- [Data supplied]
——

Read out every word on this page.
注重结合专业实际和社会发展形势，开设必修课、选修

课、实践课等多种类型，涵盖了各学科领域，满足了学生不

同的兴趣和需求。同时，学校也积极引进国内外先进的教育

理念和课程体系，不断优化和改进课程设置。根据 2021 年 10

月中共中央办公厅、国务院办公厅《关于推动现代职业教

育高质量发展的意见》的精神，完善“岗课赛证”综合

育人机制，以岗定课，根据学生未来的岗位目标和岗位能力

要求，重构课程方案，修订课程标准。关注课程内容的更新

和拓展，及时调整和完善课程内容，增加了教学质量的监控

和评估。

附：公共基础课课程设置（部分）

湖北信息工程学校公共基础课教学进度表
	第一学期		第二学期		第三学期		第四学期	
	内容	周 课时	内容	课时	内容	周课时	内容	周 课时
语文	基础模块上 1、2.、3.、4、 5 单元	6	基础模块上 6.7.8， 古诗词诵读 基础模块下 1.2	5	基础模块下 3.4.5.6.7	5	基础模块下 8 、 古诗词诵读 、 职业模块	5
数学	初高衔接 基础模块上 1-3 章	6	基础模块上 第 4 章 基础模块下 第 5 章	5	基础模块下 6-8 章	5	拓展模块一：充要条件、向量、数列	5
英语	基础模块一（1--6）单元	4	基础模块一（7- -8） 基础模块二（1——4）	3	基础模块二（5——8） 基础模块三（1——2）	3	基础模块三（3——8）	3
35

——

- [Stated problem] Using the records above, find and show each line with the string "基础模块下".

- [Exercise result]
语文	基础模块上 1、2.、3.、4、 5 单元	6	基础模块上 6.7.8， 古诗词诵读 基础模块下 1.2	5	基础模块下 3.4.5.6.7	5	基础模块下 8 、 古诗词诵读 、 职业模块	5
数学	初高衔接 基础模块上 1-3 章	6	基础模块上 第 4 章 基础模块下 第 5 章	5	基础模块下 6-8 章	5	拓展模块一：充要条件、向量、数列	5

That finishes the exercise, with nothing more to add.